Data records
--- --- ---

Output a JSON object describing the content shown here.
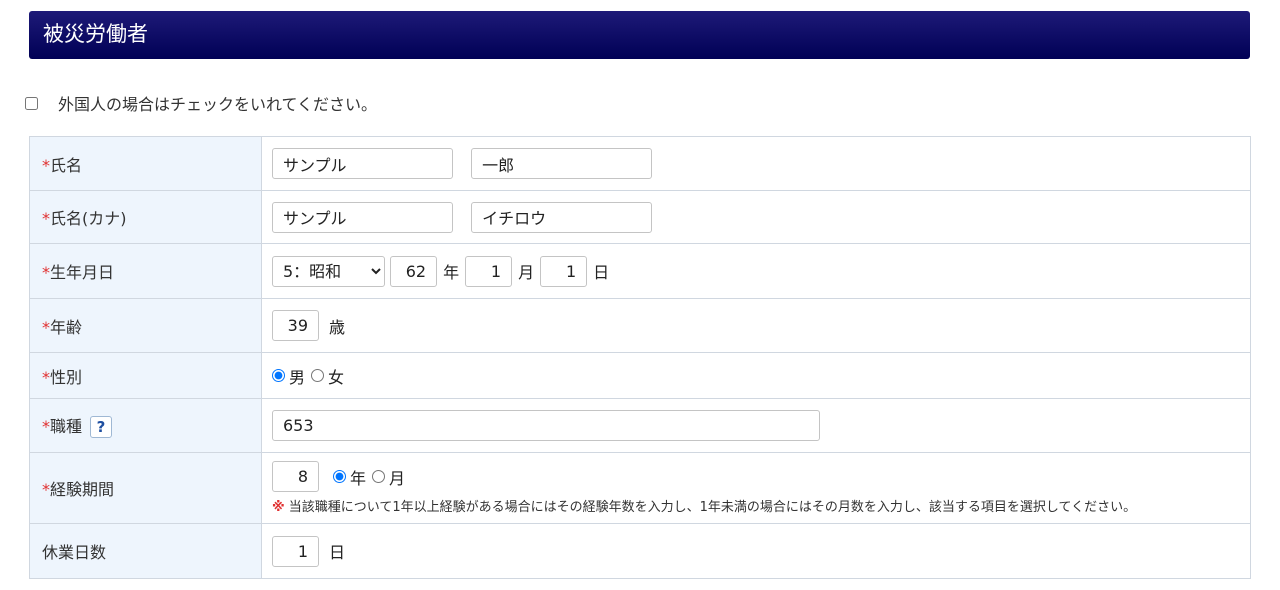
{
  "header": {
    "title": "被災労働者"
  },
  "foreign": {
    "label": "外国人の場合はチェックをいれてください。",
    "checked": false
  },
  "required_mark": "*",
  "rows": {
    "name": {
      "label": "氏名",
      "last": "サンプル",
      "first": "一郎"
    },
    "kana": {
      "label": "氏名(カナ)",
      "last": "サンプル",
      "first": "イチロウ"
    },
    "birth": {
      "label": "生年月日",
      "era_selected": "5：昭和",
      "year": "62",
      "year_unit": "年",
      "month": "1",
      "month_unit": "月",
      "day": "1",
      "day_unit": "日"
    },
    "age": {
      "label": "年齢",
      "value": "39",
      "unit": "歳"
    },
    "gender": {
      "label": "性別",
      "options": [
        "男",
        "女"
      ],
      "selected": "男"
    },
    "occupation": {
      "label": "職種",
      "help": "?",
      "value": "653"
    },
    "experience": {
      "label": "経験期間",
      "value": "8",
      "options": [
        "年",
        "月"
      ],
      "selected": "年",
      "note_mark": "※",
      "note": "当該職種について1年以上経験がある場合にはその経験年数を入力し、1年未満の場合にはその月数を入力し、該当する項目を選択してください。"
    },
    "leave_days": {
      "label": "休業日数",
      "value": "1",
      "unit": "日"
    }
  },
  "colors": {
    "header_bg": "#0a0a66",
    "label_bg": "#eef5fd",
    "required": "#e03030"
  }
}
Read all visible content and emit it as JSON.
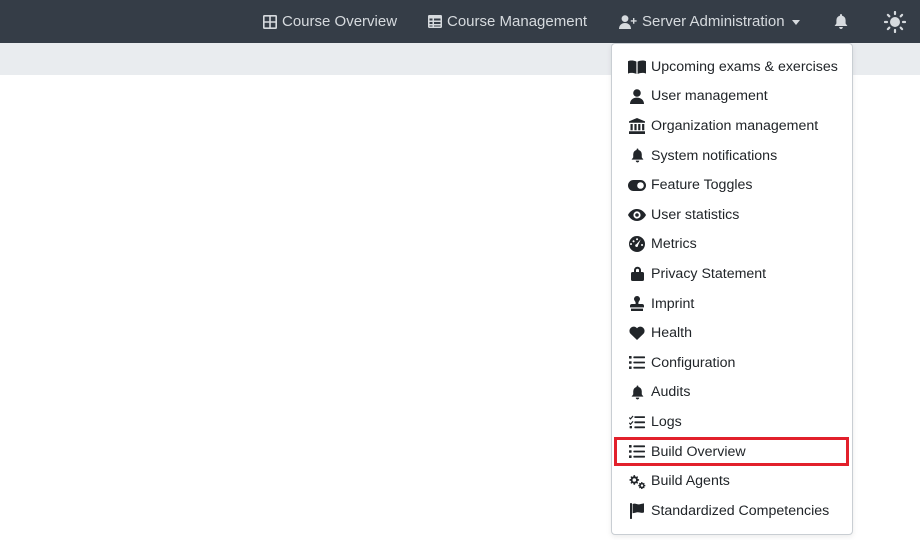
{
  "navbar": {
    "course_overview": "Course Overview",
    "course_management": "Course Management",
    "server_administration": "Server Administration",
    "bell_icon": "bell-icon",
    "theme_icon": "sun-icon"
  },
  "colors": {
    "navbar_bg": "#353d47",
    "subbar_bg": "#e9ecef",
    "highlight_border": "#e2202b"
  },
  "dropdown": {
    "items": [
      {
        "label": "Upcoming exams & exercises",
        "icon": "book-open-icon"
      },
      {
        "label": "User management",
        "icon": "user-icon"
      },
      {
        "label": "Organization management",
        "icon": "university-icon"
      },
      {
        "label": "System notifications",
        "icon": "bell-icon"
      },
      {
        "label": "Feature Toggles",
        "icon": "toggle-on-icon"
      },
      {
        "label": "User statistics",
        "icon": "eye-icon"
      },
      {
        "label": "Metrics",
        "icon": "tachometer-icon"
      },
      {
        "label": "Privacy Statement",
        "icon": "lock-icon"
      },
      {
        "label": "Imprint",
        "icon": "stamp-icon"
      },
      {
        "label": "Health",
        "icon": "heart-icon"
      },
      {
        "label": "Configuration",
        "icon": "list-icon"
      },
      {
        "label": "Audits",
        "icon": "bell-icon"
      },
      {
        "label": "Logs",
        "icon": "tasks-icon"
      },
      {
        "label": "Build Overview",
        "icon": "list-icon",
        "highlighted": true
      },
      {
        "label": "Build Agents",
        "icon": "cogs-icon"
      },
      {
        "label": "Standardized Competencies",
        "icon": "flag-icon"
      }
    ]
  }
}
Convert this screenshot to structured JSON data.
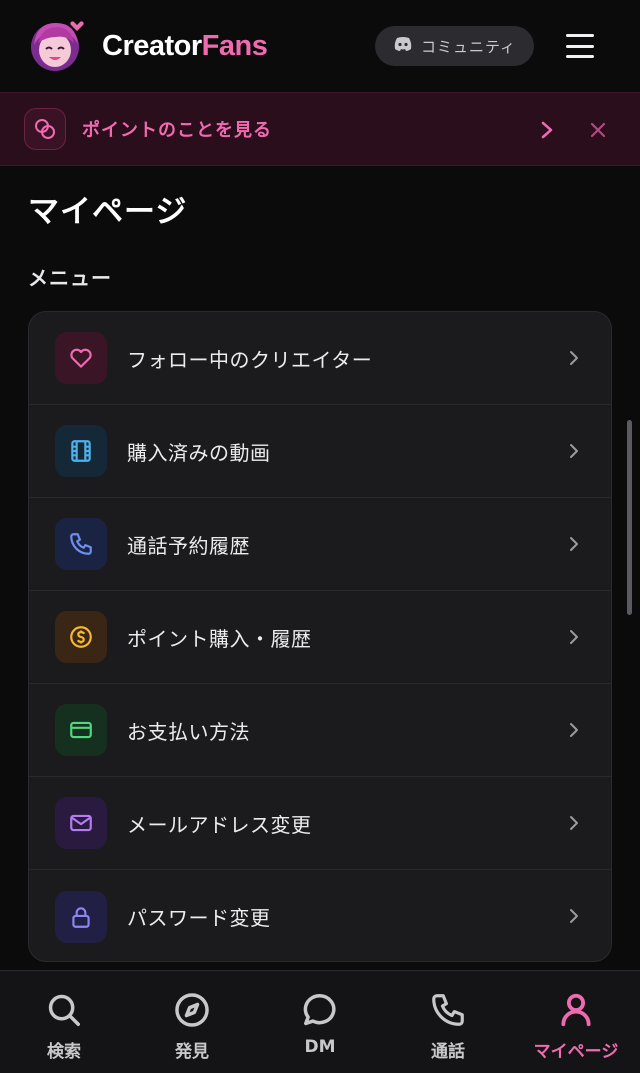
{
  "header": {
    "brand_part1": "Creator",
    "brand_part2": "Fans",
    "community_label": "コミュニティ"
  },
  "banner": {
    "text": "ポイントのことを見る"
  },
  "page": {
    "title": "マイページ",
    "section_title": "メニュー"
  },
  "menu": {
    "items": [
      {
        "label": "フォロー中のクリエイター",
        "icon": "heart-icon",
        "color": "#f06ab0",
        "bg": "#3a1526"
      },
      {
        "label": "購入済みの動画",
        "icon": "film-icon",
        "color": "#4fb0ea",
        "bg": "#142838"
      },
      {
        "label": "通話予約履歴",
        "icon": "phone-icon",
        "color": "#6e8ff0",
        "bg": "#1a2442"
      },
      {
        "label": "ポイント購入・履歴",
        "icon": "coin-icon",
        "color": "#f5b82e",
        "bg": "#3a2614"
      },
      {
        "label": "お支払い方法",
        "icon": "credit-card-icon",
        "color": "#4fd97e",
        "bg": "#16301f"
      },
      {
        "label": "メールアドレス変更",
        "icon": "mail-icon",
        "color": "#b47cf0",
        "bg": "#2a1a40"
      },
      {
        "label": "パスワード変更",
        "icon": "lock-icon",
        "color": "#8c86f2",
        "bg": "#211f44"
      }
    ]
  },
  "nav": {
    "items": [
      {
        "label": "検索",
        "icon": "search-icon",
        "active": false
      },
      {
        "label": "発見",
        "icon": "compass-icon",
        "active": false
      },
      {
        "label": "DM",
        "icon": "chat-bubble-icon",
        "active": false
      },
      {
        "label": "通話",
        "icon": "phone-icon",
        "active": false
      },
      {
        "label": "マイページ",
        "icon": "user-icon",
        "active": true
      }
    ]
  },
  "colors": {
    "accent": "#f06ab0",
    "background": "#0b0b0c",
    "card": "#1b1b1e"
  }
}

--- --- ---

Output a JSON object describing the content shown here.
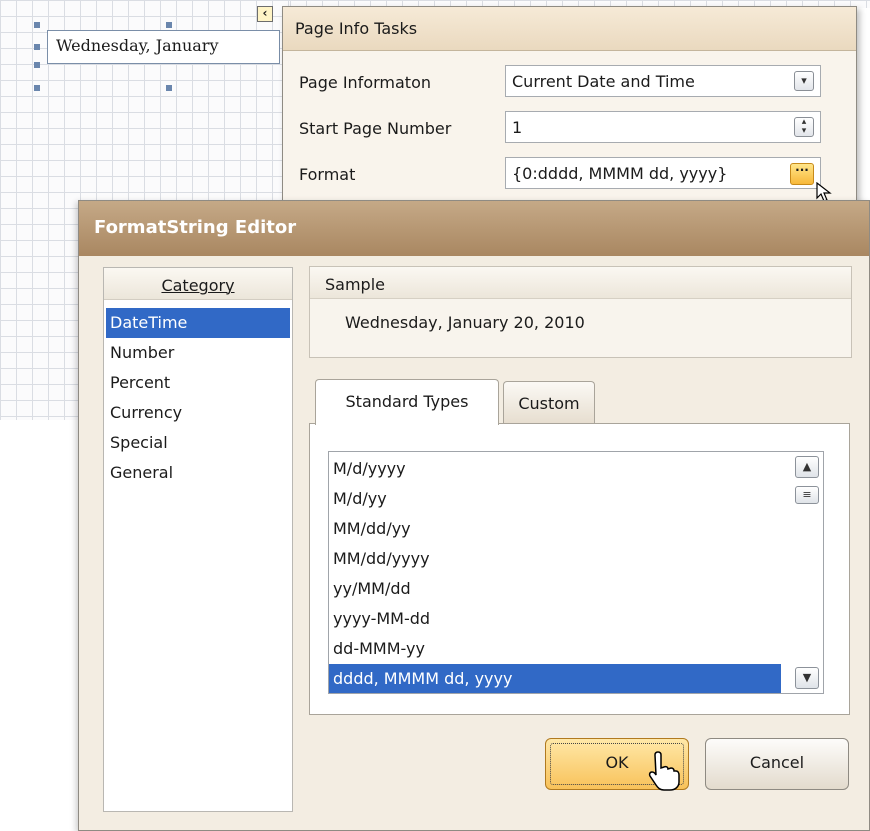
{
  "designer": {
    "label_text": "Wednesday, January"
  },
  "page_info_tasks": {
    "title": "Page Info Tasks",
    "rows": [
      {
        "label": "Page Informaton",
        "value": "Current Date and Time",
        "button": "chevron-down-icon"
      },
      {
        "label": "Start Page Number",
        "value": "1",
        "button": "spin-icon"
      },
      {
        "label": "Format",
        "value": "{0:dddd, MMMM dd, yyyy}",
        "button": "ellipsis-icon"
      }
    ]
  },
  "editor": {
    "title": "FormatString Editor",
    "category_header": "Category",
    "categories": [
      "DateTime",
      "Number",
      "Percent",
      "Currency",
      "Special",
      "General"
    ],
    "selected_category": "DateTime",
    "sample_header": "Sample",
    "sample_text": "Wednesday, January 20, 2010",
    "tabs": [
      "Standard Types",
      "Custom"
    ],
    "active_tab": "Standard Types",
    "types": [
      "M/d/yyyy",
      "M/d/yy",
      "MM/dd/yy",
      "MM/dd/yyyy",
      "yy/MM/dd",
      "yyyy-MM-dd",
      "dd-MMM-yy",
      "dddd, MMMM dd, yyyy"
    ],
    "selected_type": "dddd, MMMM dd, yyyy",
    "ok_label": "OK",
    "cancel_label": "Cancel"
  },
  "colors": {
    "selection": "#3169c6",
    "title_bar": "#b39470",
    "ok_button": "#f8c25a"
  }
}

--- --- ---

To be done => Go through the records and copy each line with "January" in it.

Finished task =>
    "label_text": "Wednesday, January"
    "sample_text": "Wednesday, January 20, 2010",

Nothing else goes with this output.